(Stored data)

————————

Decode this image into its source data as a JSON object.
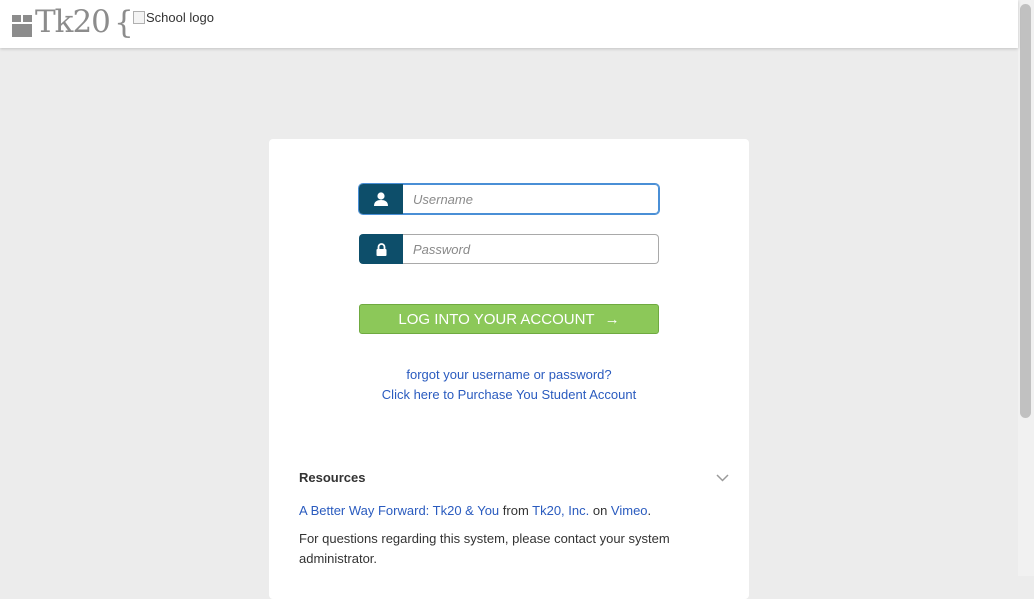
{
  "header": {
    "logo_text": "Tk20",
    "logo_brace": "{",
    "school_logo_alt": "School logo"
  },
  "login": {
    "username_placeholder": "Username",
    "password_placeholder": "Password",
    "submit_label": "LOG INTO YOUR ACCOUNT",
    "submit_arrow": "→",
    "forgot_link": "forgot your username or password?",
    "purchase_link": "Click here to Purchase You Student Account"
  },
  "resources": {
    "title": "Resources",
    "video_link": "A Better Way Forward: Tk20 & You",
    "from_text": " from ",
    "company_link": "Tk20, Inc.",
    "on_text": " on ",
    "host_link": "Vimeo",
    "period": ".",
    "contact_text": "For questions regarding this system, please contact your system administrator."
  },
  "colors": {
    "addon": "#0d4e6a",
    "login_button": "#8cc859",
    "link": "#2a5bbf",
    "background": "#ececec"
  },
  "icons": {
    "user": "user-icon",
    "lock": "lock-icon",
    "chevron": "chevron-down-icon"
  }
}
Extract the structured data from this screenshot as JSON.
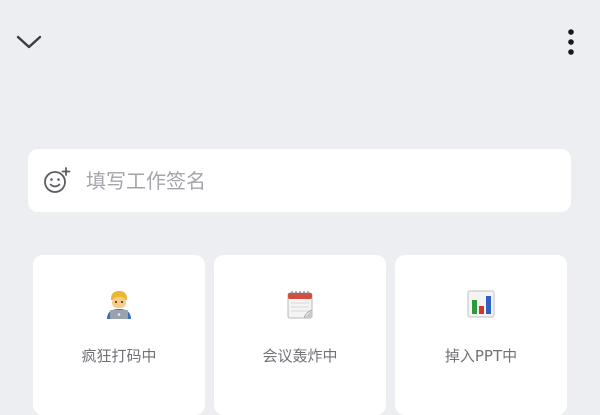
{
  "header": {
    "collapse_icon": "chevron-down-icon",
    "more_icon": "more-vertical-icon"
  },
  "signature": {
    "placeholder": "填写工作签名",
    "value": "",
    "emoji_icon": "add-emoji-icon"
  },
  "status_options": [
    {
      "label": "疯狂打码中",
      "icon": "coder-emoji-icon"
    },
    {
      "label": "会议轰炸中",
      "icon": "calendar-emoji-icon"
    },
    {
      "label": "掉入PPT中",
      "icon": "bar-chart-emoji-icon"
    }
  ],
  "colors": {
    "background": "#edeef2",
    "card": "#ffffff",
    "placeholder_text": "#a3a5ab",
    "label_text": "#6f7278"
  }
}
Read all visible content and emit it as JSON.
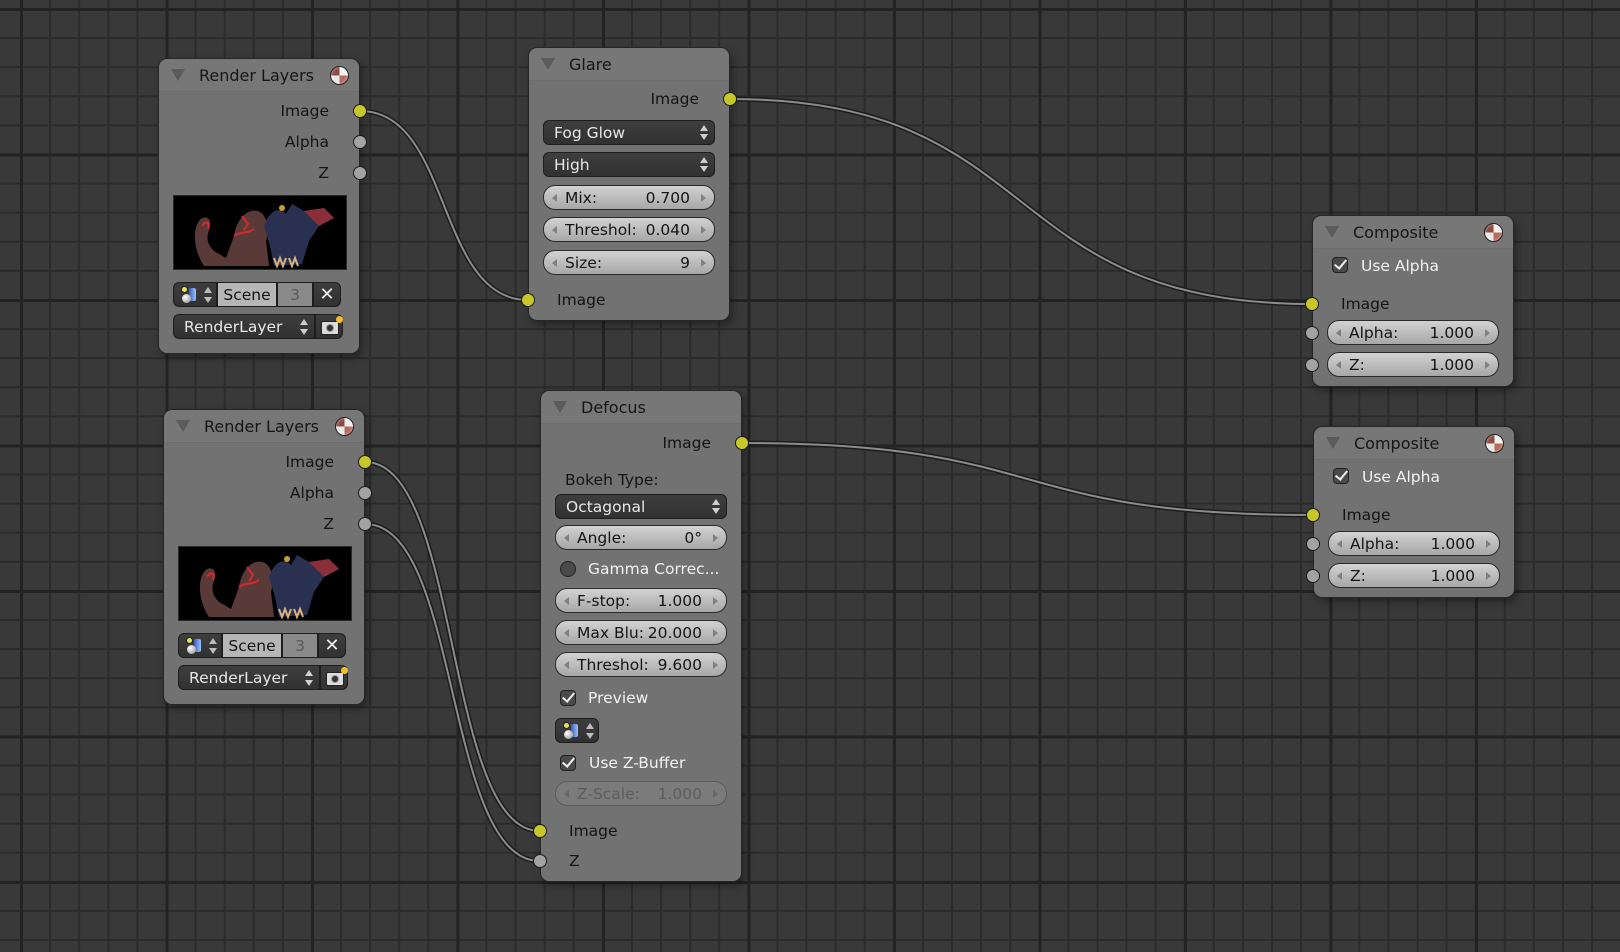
{
  "canvas": {
    "background": "#393939",
    "wire_color": "#8c8c8c",
    "socket_colors": {
      "image": "#c7c729",
      "value": "#a3a3a3"
    }
  },
  "nodes": {
    "render_layers_1": {
      "title": "Render Layers",
      "outputs": [
        "Image",
        "Alpha",
        "Z"
      ],
      "scene": {
        "name": "Scene",
        "users": "3"
      },
      "layer": "RenderLayer"
    },
    "render_layers_2": {
      "title": "Render Layers",
      "outputs": [
        "Image",
        "Alpha",
        "Z"
      ],
      "scene": {
        "name": "Scene",
        "users": "3"
      },
      "layer": "RenderLayer"
    },
    "glare": {
      "title": "Glare",
      "output": "Image",
      "glare_type": "Fog Glow",
      "quality": "High",
      "mix": {
        "label": "Mix:",
        "value": "0.700"
      },
      "threshold": {
        "label": "Threshol:",
        "value": "0.040"
      },
      "size": {
        "label": "Size:",
        "value": "9"
      },
      "input": "Image"
    },
    "defocus": {
      "title": "Defocus",
      "output": "Image",
      "bokeh_label": "Bokeh Type:",
      "bokeh_type": "Octagonal",
      "angle": {
        "label": "Angle:",
        "value": "0°"
      },
      "gamma": {
        "label": "Gamma Correc...",
        "checked": false
      },
      "fstop": {
        "label": "F-stop:",
        "value": "1.000"
      },
      "max_blur": {
        "label": "Max Blu:",
        "value": "20.000"
      },
      "threshold": {
        "label": "Threshol:",
        "value": "9.600"
      },
      "preview": {
        "label": "Preview",
        "checked": true
      },
      "use_zbuffer": {
        "label": "Use Z-Buffer",
        "checked": true
      },
      "zscale": {
        "label": "Z-Scale:",
        "value": "1.000",
        "disabled": true
      },
      "inputs": [
        "Image",
        "Z"
      ]
    },
    "composite_1": {
      "title": "Composite",
      "use_alpha": {
        "label": "Use Alpha",
        "checked": true
      },
      "input": "Image",
      "alpha": {
        "label": "Alpha:",
        "value": "1.000"
      },
      "z": {
        "label": "Z:",
        "value": "1.000"
      }
    },
    "composite_2": {
      "title": "Composite",
      "use_alpha": {
        "label": "Use Alpha",
        "checked": true
      },
      "input": "Image",
      "alpha": {
        "label": "Alpha:",
        "value": "1.000"
      },
      "z": {
        "label": "Z:",
        "value": "1.000"
      }
    }
  },
  "links": [
    {
      "from": "render_layers_1.Image",
      "to": "glare.Image"
    },
    {
      "from": "glare.Image",
      "to": "composite_1.Image"
    },
    {
      "from": "render_layers_2.Image",
      "to": "defocus.Image"
    },
    {
      "from": "render_layers_2.Z",
      "to": "defocus.Z"
    },
    {
      "from": "defocus.Image",
      "to": "composite_2.Image"
    }
  ]
}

————————

How many lines of the listing above include the word "background"? State the number and nothing else.

3